▸ Aim
Identify the lines in the data below that contain "siya" and give only how many there are.

** Start **

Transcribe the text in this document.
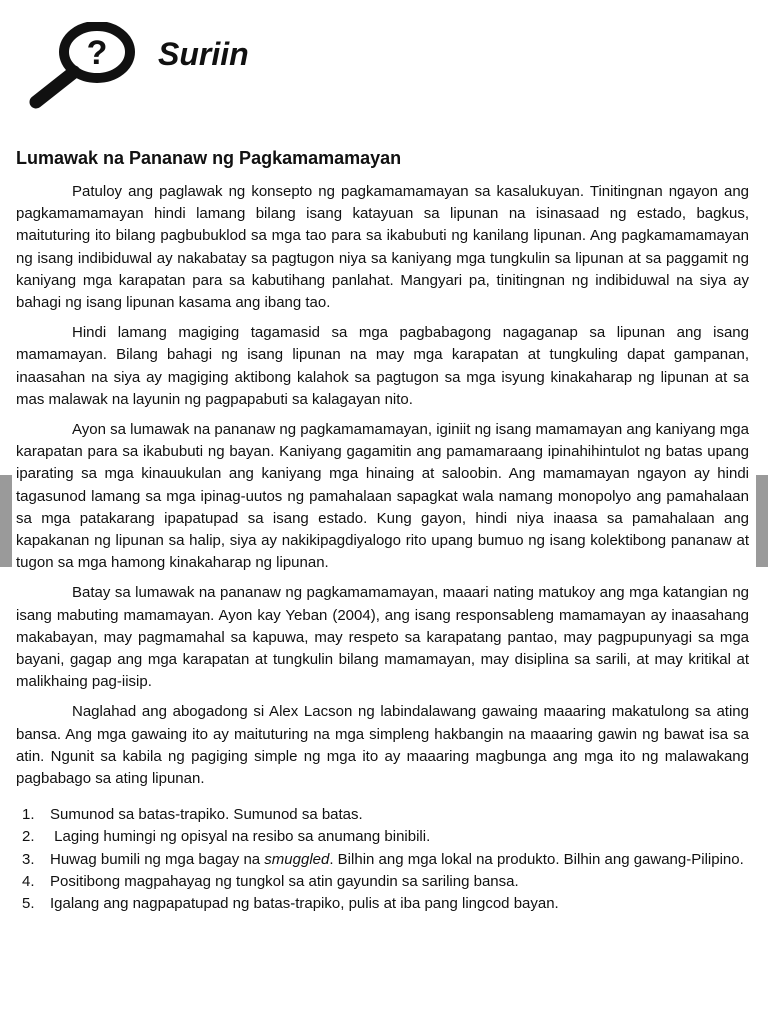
? Suriin
Lumawak na Pananaw ng Pagkamamamayan

Patuloy ang paglawak ng konsepto ng pagkamamamayan sa kasalukuyan. Tinitingnan ngayon ang pagkamamamayan hindi lamang bilang isang katayuan sa lipunan na isinasaad ng estado, bagkus, maituturing ito bilang pagbubuklod sa mga tao para sa ikabubuti ng kanilang lipunan. Ang pagkamamamayan ng isang indibiduwal ay nakabatay sa pagtugon niya sa kaniyang mga tungkulin sa lipunan at sa paggamit ng kaniyang mga karapatan para sa kabutihang panlahat. Mangyari pa, tinitingnan ng indibiduwal na siya ay bahagi ng isang lipunan kasama ang ibang tao.

Hindi lamang magiging tagamasid sa mga pagbabagong nagaganap sa lipunan ang isang mamamayan. Bilang bahagi ng isang lipunan na may mga karapatan at tungkuling dapat gampanan, inaasahan na siya ay magiging aktibong kalahok sa pagtugon sa mga isyung kinakaharap ng lipunan at sa mas malawak na layunin ng pagpapabuti sa kalagayan nito.

Ayon sa lumawak na pananaw ng pagkamamamayan, iginiit ng isang mamamayan ang kaniyang mga karapatan para sa ikabubuti ng bayan. Kaniyang gagamitin ang pamamaraang ipinahihintulot ng batas upang iparating sa mga kinauukulan ang kaniyang mga hinaing at saloobin. Ang mamamayan ngayon ay hindi tagasunod lamang sa mga ipinag-uutos ng pamahalaan sapagkat wala namang monopolyo ang pamahalaan sa mga patakarang ipapatupad sa isang estado. Kung gayon, hindi niya inaasa sa pamahalaan ang kapakanan ng lipunan sa halip, siya ay nakikipagdiyalogo rito upang bumuo ng isang kolektibong pananaw at tugon sa mga hamong kinakaharap ng lipunan.

Batay sa lumawak na pananaw ng pagkamamamayan, maaari nating matukoy ang mga katangian ng isang mabuting mamamayan. Ayon kay Yeban (2004), ang isang responsableng mamamayan ay inaasahang makabayan, may pagmamahal sa kapuwa, may respeto sa karapatang pantao, may pagpupunyagi sa mga bayani, gagap ang mga karapatan at tungkulin bilang mamamayan, may disiplina sa sarili, at may kritikal at malikhaing pag-iisip.

Naglahad ang abogadong si Alex Lacson ng labindalawang gawaing maaaring makatulong sa ating bansa. Ang mga gawaing ito ay maituturing na mga simpleng hakbangin na maaaring gawin ng bawat isa sa atin. Ngunit sa kabila ng pagiging simple ng mga ito ay maaaring magbunga ang mga ito ng malawakang pagbabago sa ating lipunan.

1.	Sumunod sa batas-trapiko. Sumunod sa batas.
2.	Laging humingi ng opisyal na resibo sa anumang binibili.
3.	Huwag bumili ng mga bagay na smuggled. Bilhin ang mga lokal na produkto. Bilhin ang gawang-Pilipino.
4.	Positibong magpahayag ng tungkol sa atin gayundin sa sariling bansa.
5.	Igalang ang nagpapatupad ng batas-trapiko, pulis at iba pang lingcod bayan.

** End **

▸ Task output
3